Records:
>>>

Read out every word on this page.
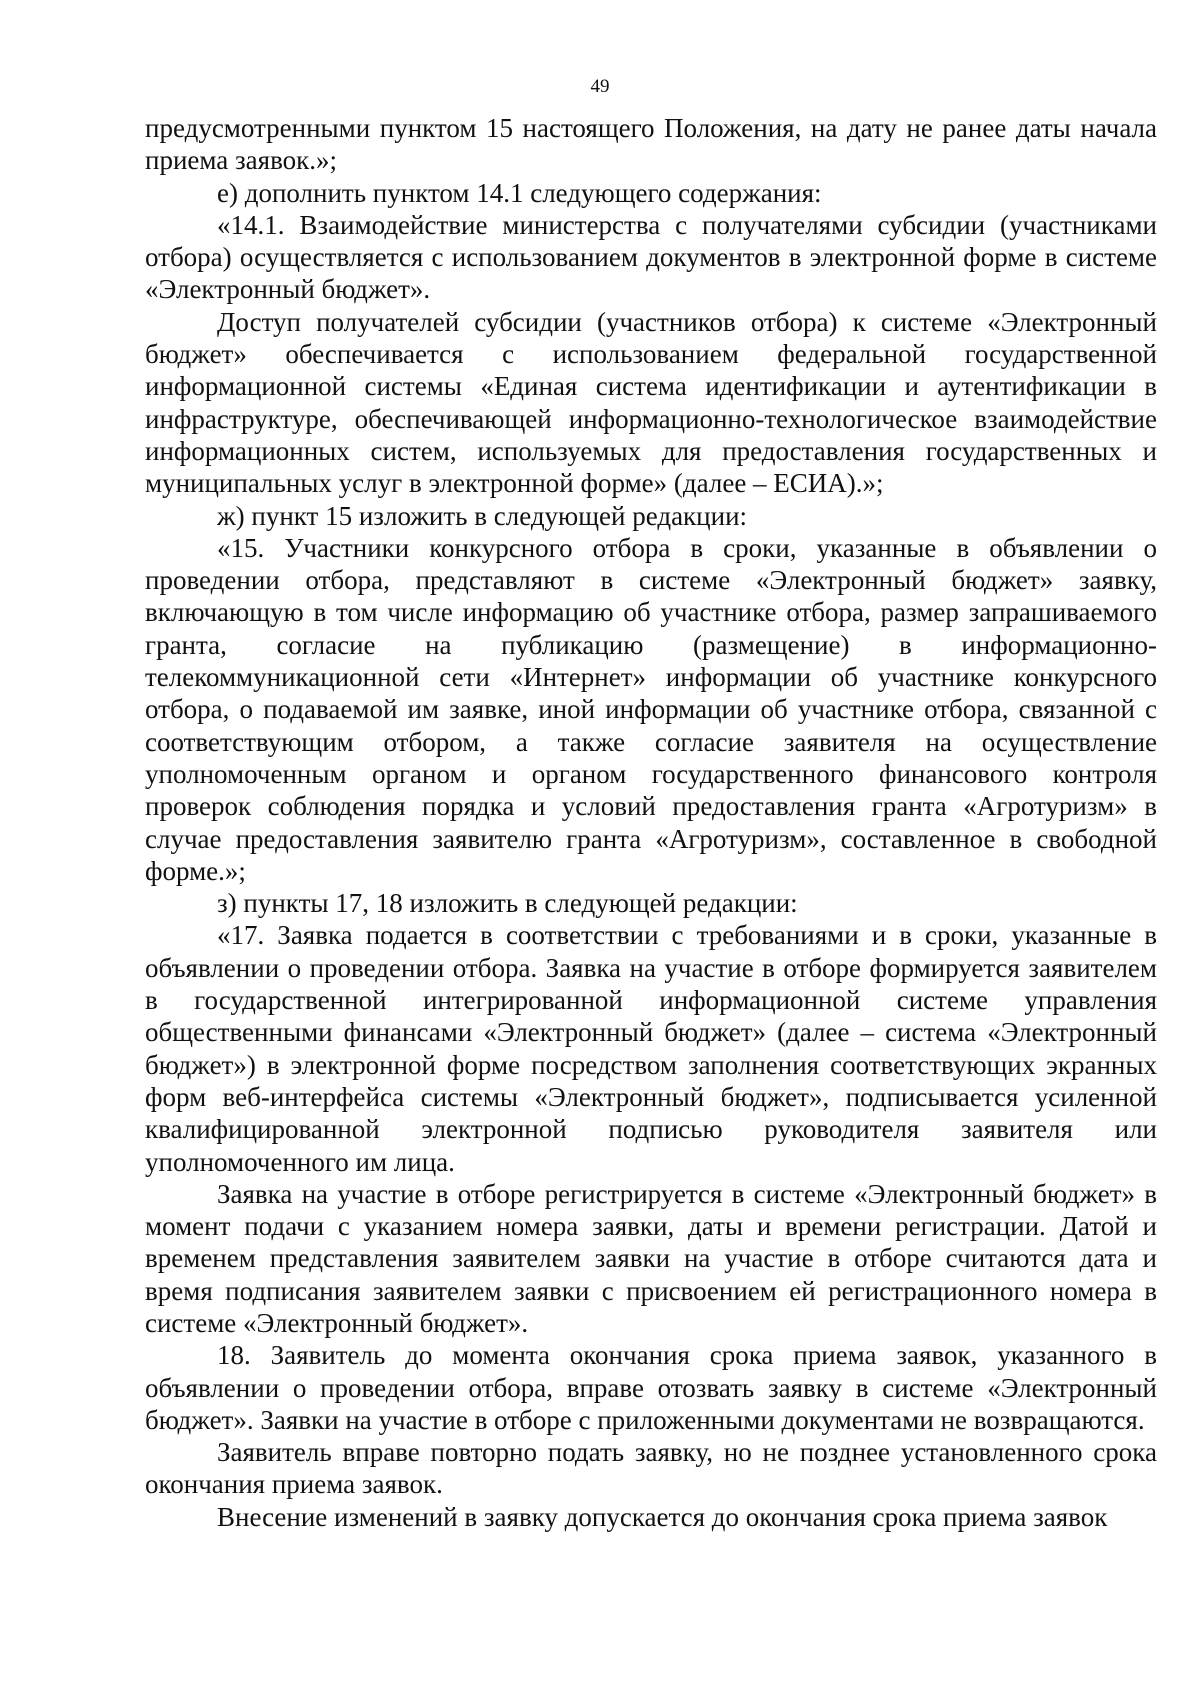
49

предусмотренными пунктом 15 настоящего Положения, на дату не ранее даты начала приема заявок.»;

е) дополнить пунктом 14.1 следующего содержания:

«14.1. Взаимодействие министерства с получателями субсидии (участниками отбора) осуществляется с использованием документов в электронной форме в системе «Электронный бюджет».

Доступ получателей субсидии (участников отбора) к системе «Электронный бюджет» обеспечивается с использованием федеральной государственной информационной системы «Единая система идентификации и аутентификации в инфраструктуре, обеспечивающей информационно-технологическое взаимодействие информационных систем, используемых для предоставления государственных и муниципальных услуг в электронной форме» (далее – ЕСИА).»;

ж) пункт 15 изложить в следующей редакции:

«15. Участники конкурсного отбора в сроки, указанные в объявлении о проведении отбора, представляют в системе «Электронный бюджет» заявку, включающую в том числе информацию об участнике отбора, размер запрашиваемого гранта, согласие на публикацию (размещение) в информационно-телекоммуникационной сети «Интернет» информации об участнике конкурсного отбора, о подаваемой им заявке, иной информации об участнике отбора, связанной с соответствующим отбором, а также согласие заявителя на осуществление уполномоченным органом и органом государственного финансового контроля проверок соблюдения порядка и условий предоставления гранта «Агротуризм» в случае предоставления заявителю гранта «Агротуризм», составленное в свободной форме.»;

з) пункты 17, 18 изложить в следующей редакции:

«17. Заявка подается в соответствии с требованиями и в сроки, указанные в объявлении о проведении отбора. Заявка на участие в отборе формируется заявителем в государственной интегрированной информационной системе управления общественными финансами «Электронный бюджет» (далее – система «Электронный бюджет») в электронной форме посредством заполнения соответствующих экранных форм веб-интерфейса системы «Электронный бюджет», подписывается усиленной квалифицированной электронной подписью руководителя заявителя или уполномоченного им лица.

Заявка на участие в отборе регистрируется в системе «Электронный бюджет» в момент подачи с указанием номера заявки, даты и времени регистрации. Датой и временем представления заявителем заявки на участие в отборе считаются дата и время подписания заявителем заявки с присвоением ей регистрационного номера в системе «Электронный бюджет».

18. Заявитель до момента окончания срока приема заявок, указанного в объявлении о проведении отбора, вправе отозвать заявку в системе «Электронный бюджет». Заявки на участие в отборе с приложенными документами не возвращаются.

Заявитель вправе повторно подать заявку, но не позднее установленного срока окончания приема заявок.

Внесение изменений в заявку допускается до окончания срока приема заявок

<<<
>>>

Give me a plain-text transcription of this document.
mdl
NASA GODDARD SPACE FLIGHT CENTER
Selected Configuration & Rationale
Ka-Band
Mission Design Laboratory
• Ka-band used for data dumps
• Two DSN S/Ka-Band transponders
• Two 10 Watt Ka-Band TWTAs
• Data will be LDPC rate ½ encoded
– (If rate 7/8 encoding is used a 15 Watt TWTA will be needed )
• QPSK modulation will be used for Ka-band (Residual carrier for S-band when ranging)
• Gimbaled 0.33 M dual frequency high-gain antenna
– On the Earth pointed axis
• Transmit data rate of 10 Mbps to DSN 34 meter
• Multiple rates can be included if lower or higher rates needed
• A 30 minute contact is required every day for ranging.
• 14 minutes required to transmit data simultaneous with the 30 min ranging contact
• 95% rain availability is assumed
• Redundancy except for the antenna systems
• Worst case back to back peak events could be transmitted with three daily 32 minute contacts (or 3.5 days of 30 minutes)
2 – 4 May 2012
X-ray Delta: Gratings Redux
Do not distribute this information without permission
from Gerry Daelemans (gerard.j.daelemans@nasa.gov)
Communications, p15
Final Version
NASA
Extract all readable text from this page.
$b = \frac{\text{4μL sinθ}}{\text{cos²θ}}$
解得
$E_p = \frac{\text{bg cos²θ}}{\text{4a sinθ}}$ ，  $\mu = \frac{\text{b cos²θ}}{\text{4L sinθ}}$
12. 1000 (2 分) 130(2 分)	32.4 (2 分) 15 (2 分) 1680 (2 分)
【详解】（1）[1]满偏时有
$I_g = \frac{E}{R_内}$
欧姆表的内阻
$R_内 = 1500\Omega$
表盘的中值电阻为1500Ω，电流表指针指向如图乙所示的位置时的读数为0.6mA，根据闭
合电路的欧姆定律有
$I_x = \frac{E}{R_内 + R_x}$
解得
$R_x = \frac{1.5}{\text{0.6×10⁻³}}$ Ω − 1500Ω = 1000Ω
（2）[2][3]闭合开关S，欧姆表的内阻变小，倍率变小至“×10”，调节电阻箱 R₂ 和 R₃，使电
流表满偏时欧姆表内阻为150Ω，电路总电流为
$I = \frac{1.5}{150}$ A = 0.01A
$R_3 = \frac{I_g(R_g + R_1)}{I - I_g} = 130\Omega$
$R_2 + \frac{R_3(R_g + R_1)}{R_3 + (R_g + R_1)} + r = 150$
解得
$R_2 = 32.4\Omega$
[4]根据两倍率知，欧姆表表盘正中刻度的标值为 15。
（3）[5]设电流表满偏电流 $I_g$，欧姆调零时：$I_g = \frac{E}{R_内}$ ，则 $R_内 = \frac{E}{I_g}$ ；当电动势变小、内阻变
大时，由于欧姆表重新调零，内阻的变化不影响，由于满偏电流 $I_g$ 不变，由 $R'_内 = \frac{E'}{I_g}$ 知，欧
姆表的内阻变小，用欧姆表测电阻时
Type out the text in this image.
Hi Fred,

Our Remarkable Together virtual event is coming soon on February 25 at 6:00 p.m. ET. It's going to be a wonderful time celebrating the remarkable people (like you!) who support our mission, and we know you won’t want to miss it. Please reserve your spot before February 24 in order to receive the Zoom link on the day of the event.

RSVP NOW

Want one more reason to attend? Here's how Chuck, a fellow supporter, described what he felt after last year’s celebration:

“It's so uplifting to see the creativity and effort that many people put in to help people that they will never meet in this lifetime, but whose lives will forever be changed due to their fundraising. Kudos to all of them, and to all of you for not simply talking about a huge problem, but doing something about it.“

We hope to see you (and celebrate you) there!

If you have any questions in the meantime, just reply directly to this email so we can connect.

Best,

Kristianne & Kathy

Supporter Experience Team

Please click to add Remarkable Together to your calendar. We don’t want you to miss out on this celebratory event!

<<<

- [DO THIS] List each line of the entries that holds the string "даты".

- [COMPLETED EXERCISE]
предусмотренными пунктом 15 настоящего Положения, на дату не ранее даты начала приема заявок.»;
Заявка на участие в отборе регистрируется в системе «Электронный бюджет» в момент подачи с указанием номера заявки, даты и времени регистрации. Датой и временем представления заявителем заявки на участие в отборе считаются дата и время подписания заявителем заявки с присвоением ей регистрационного номера в системе «Электронный бюджет».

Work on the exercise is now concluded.